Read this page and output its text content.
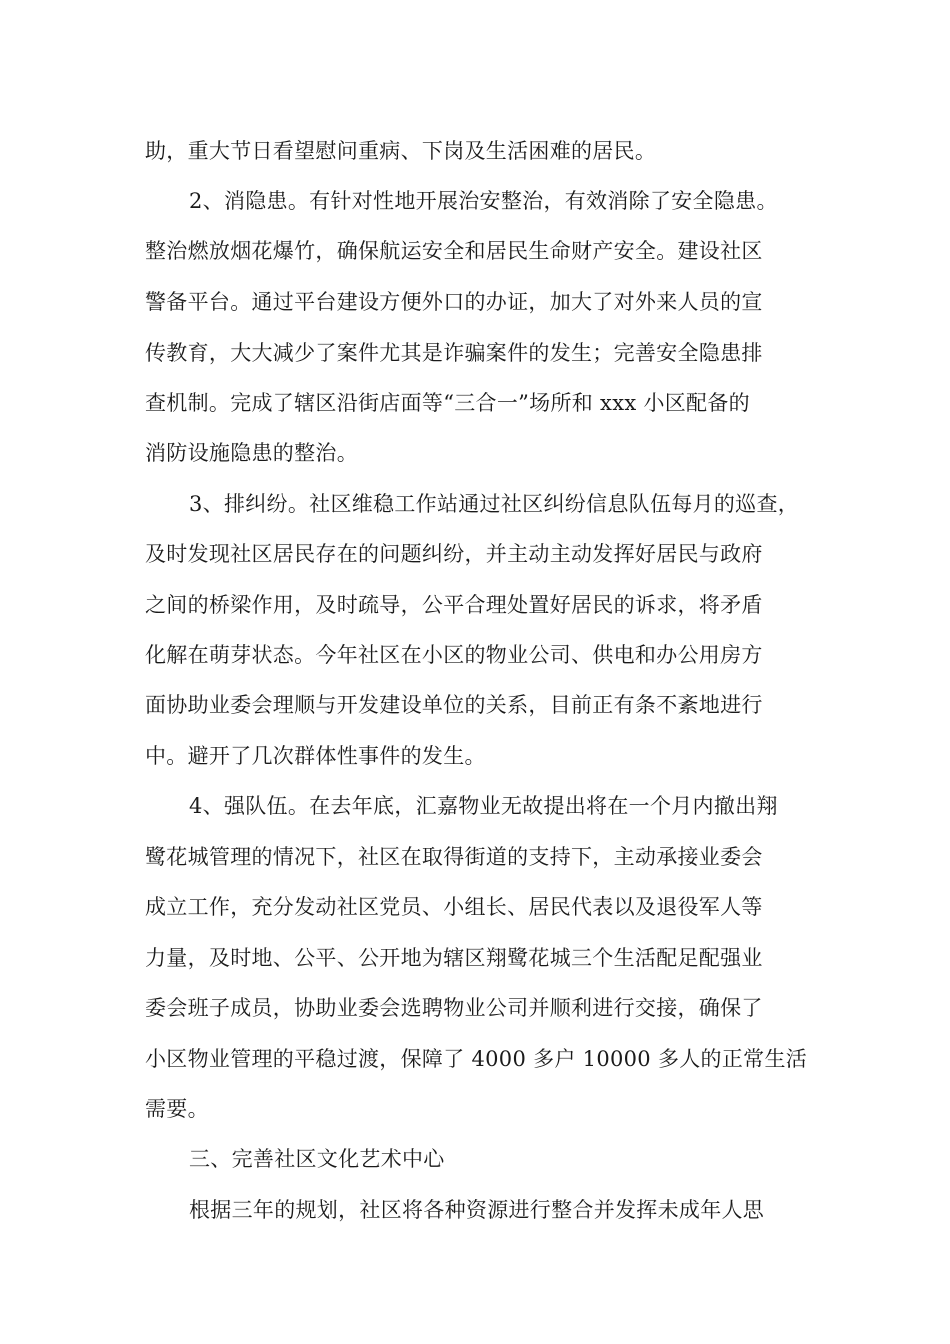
助，重大节日看望慰问重病、下岗及生活困难的居民。

2、消隐患。有针对性地开展治安整治，有效消除了安全隐患。

整治燃放烟花爆竹，确保航运安全和居民生命财产安全。建设社区

警备平台。通过平台建设方便外口的办证，加大了对外来人员的宣

传教育，大大减少了案件尤其是诈骗案件的发生；完善安全隐患排

查机制。完成了辖区沿街店面等“三合一”场所和 xxx 小区配备的

消防设施隐患的整治。

3、排纠纷。社区维稳工作站通过社区纠纷信息队伍每月的巡查，

及时发现社区居民存在的问题纠纷，并主动主动发挥好居民与政府

之间的桥梁作用，及时疏导，公平合理处置好居民的诉求，将矛盾

化解在萌芽状态。今年社区在小区的物业公司、供电和办公用房方

面协助业委会理顺与开发建设单位的关系，目前正有条不紊地进行

中。避开了几次群体性事件的发生。

4、强队伍。在去年底，汇嘉物业无故提出将在一个月内撤出翔

鹭花城管理的情况下，社区在取得街道的支持下，主动承接业委会

成立工作，充分发动社区党员、小组长、居民代表以及退役军人等

力量，及时地、公平、公开地为辖区翔鹭花城三个生活配足配强业

委会班子成员，协助业委会选聘物业公司并顺利进行交接，确保了

小区物业管理的平稳过渡，保障了 4000 多户 10000 多人的正常生活

需要。

三、完善社区文化艺术中心

根据三年的规划，社区将各种资源进行整合并发挥未成年人思
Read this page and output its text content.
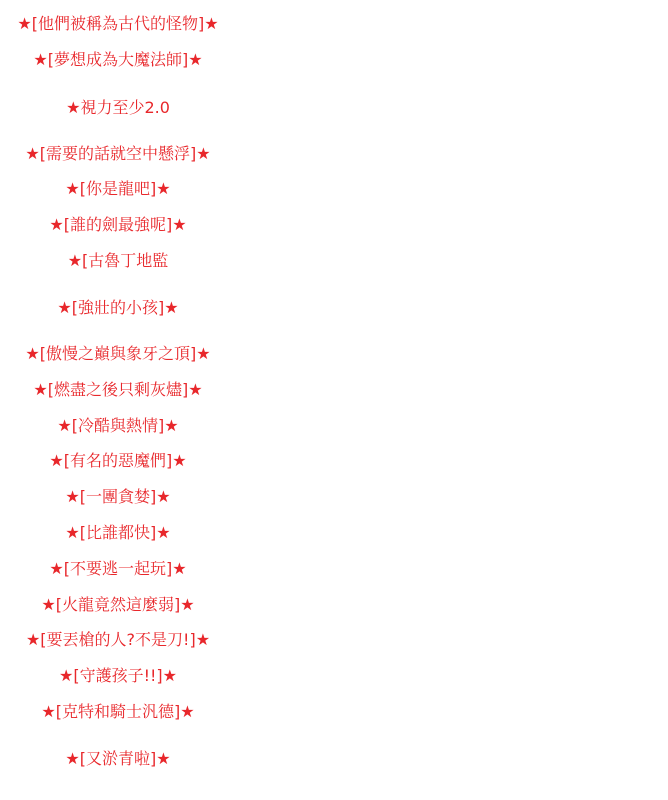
★[他們被稱為古代的怪物]★
★[夢想成為大魔法師]★
★視力至少2.0
★[需要的話就空中懸浮]★
★[你是龍吧]★
★[誰的劍最強呢]★
★[古魯丁地監
★[強壯的小孩]★
★[傲慢之巔與象牙之頂]★
★[燃盡之後只剩灰燼]★
★[冷酷與熱情]★
★[有名的惡魔們]★
★[一團貪婪]★
★[比誰都快]★
★[不要逃一起玩]★
★[火龍竟然這麼弱]★
★[要丟槍的人?不是刀!]★
★[守護孩子!!]★
★[克特和騎士汎德]★
★[又淤青啦]★
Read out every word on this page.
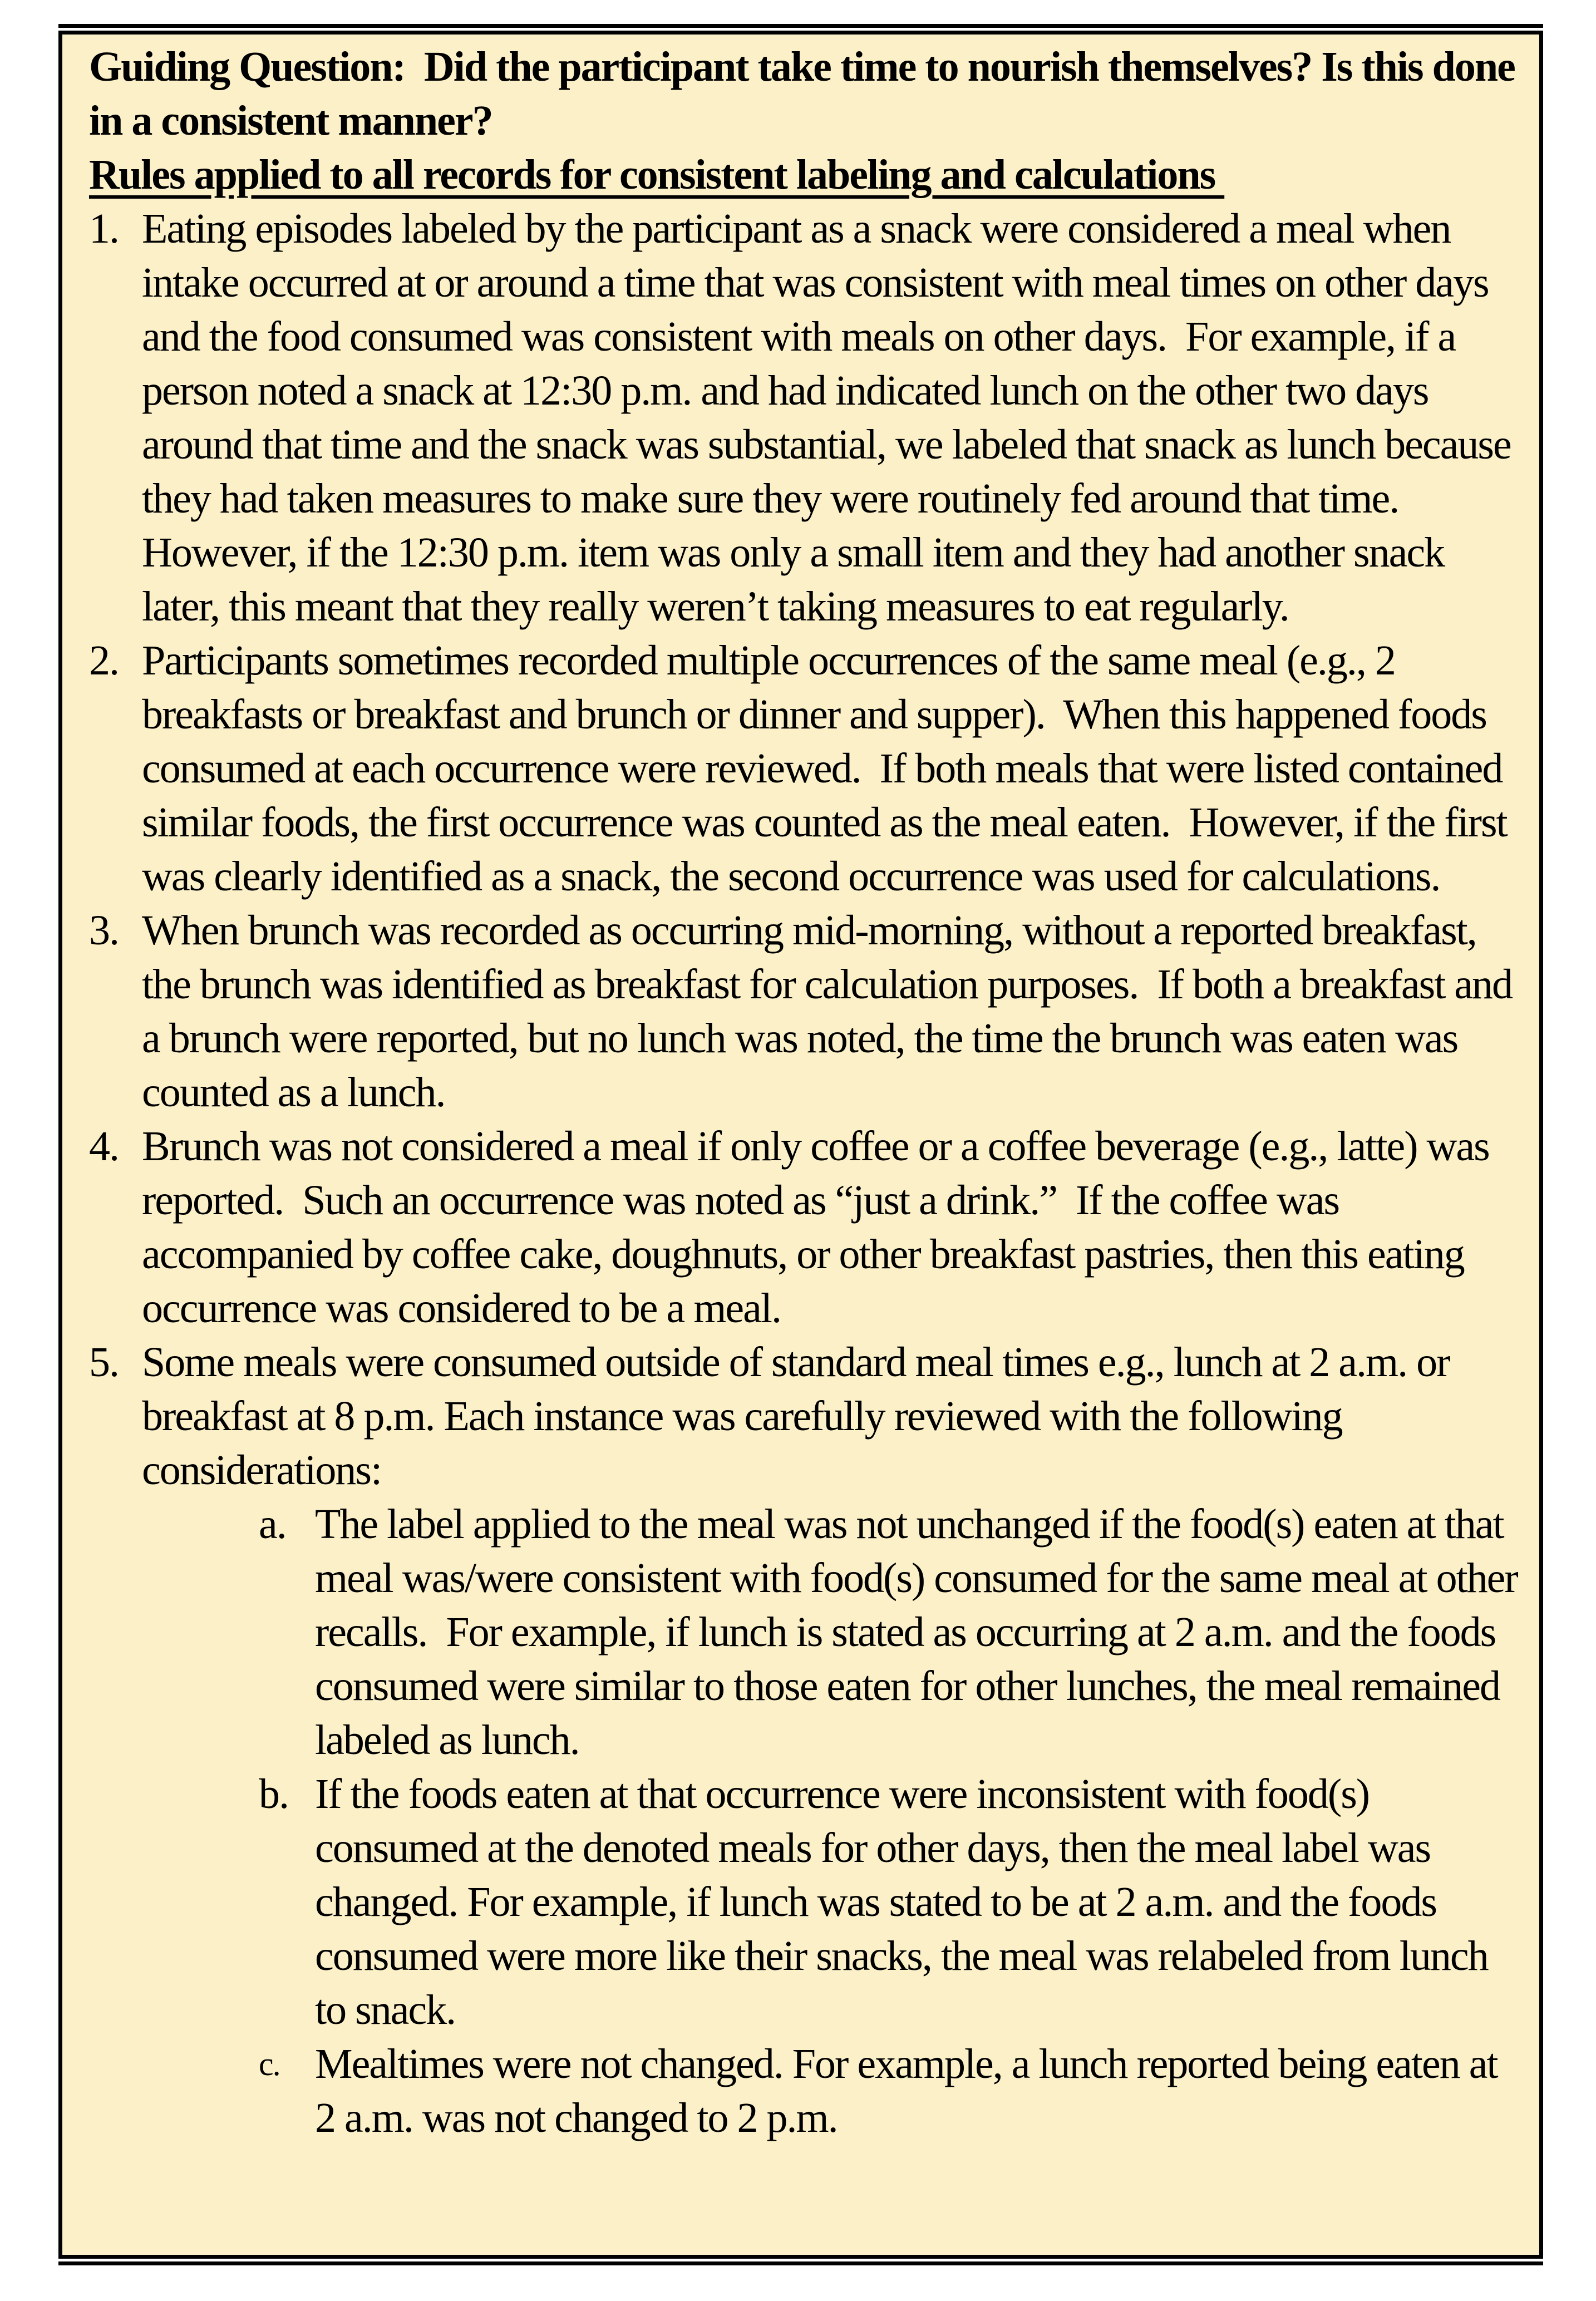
Guiding Question:  Did the participant take time to nourish themselves? Is this done in a consistent manner?
Rules applied to all records for consistent labeling and calculations
1. Eating episodes labeled by the participant as a snack were considered a meal when intake occurred at or around a time that was consistent with meal times on other days and the food consumed was consistent with meals on other days.  For example, if a person noted a snack at 12:30 p.m. and had indicated lunch on the other two days around that time and the snack was substantial, we labeled that snack as lunch because they had taken measures to make sure they were routinely fed around that time.  However, if the 12:30 p.m. item was only a small item and they had another snack later, this meant that they really weren’t taking measures to eat regularly.
2. Participants sometimes recorded multiple occurrences of the same meal (e.g., 2 breakfasts or breakfast and brunch or dinner and supper).  When this happened foods consumed at each occurrence were reviewed.  If both meals that were listed contained similar foods, the first occurrence was counted as the meal eaten.  However, if the first was clearly identified as a snack, the second occurrence was used for calculations.
3. When brunch was recorded as occurring mid-morning, without a reported breakfast, the brunch was identified as breakfast for calculation purposes.  If both a breakfast and a brunch were reported, but no lunch was noted, the time the brunch was eaten was counted as a lunch.
4. Brunch was not considered a meal if only coffee or a coffee beverage (e.g., latte) was reported.  Such an occurrence was noted as “just a drink.”  If the coffee was accompanied by coffee cake, doughnuts, or other breakfast pastries, then this eating occurrence was considered to be a meal.
5. Some meals were consumed outside of standard meal times e.g., lunch at 2 a.m. or  breakfast at 8 p.m. Each instance was carefully reviewed with the following considerations:
a. The label applied to the meal was not unchanged if the food(s) eaten at that meal was/were consistent with food(s) consumed for the same meal at other recalls.  For example, if lunch is stated as occurring at 2 a.m. and the foods consumed were similar to those eaten for other lunches, the meal remained labeled as lunch.
b. If the foods eaten at that occurrence were inconsistent with food(s) consumed at the denoted meals for other days, then the meal label was changed. For example, if lunch was stated to be at 2 a.m. and the foods consumed were more like their snacks, the meal was relabeled from lunch to snack.
c. Mealtimes were not changed. For example, a lunch reported being eaten at 2 a.m. was not changed to 2 p.m.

########################################

Collect the lines of the records that include the string "applied".

Rules applied to all records for consistent labeling and calculations
a. The label applied to the meal was not unchanged if the food(s) eaten at that meal was/were consistent with food(s) consumed for the same meal at other recalls.  For example, if lunch is stated as occurring at 2 a.m. and the foods consumed were similar to those eaten for other lunches, the meal remained labeled as lunch.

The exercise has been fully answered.